[Extracted records]
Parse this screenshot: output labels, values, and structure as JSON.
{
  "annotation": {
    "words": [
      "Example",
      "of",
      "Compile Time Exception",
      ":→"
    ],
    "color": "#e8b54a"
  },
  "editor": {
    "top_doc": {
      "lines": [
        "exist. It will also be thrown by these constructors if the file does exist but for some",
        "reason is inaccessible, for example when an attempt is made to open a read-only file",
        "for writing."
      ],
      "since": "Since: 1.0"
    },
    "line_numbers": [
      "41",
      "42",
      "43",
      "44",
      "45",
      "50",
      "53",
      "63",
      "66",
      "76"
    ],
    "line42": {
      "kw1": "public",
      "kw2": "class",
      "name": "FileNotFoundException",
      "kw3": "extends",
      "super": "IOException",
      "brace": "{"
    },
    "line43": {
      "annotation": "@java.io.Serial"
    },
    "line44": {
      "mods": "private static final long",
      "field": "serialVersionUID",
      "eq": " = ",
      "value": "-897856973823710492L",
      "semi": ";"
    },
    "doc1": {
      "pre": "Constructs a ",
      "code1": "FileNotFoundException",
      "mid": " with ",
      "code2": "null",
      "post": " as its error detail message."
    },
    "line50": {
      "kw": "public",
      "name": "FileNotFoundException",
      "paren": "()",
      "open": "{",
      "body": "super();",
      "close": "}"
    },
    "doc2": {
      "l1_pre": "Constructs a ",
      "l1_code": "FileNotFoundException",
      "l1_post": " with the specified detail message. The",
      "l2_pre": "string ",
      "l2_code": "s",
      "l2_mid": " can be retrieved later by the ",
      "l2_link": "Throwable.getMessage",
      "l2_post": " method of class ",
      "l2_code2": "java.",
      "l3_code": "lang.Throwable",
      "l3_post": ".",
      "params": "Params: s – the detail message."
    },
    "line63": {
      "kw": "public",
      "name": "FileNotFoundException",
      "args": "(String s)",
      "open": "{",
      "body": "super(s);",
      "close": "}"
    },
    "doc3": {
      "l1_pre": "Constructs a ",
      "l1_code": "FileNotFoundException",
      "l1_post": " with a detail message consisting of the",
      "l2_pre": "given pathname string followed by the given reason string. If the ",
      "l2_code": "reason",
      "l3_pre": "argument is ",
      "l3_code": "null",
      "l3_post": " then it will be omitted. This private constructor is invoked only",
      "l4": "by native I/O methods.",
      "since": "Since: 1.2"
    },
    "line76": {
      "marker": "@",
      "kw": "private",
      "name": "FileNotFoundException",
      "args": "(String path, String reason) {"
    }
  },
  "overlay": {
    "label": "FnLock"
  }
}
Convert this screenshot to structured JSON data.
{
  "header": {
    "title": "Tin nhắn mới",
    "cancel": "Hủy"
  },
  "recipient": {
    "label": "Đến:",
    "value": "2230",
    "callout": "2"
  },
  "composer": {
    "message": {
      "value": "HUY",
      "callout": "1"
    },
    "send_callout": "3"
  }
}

▶ Task description: From the line containing "Convert this screenshot" down to the last line, reproduce the records exactly. Include both ends.

▶ Task solution:
Convert this screenshot to structured JSON data.
{
  "header": {
    "title": "Tin nhắn mới",
    "cancel": "Hủy"
  },
  "recipient": {
    "label": "Đến:",
    "value": "2230",
    "callout": "2"
  },
  "composer": {
    "message": {
      "value": "HUY",
      "callout": "1"
    },
    "send_callout": "3"
  }
}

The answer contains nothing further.